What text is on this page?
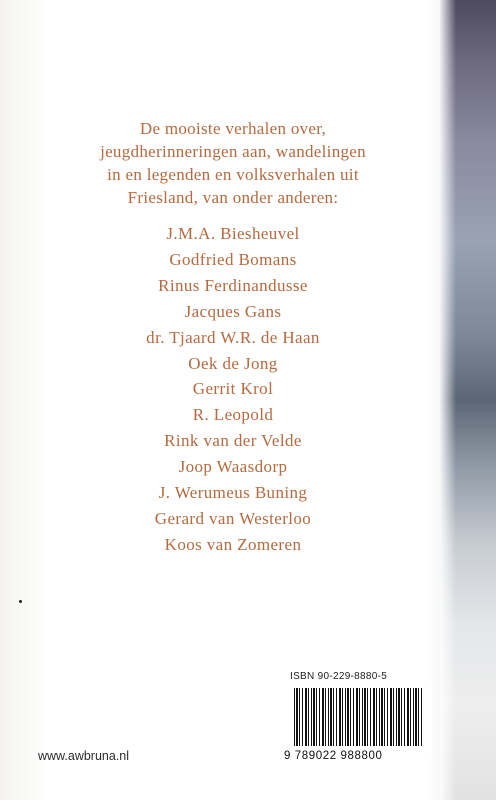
De mooiste verhalen over,
jeugdherinneringen aan, wandelingen
in en legenden en volksverhalen uit
Friesland, van onder anderen:
J.M.A. Biesheuvel
Godfried Bomans
Rinus Ferdinandusse
Jacques Gans
dr. Tjaard W.R. de Haan
Oek de Jong
Gerrit Krol
R. Leopold
Rink van der Velde
Joop Waasdorp
J. Werumeus Buning
Gerard van Westerloo
Koos van Zomeren
www.awbruna.nl
ISBN 90-229-8880-5
9 789022 988800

◆ ◆ ◆ ◆ ◆

- **WHAT YOU WILL DO**: Skip the pictures and print each record exactly as it stands.

- **WRITTEN RESPONSE**:
What text is on this page?
De mooiste verhalen over,
jeugdherinneringen aan, wandelingen
in en legenden en volksverhalen uit
Friesland, van onder anderen:
J.M.A. Biesheuvel
Godfried Bomans
Rinus Ferdinandusse
Jacques Gans
dr. Tjaard W.R. de Haan
Oek de Jong
Gerrit Krol
R. Leopold
Rink van der Velde
Joop Waasdorp
J. Werumeus Buning
Gerard van Westerloo
Koos van Zomeren
www.awbruna.nl
ISBN 90-229-8880-5
9 789022 988800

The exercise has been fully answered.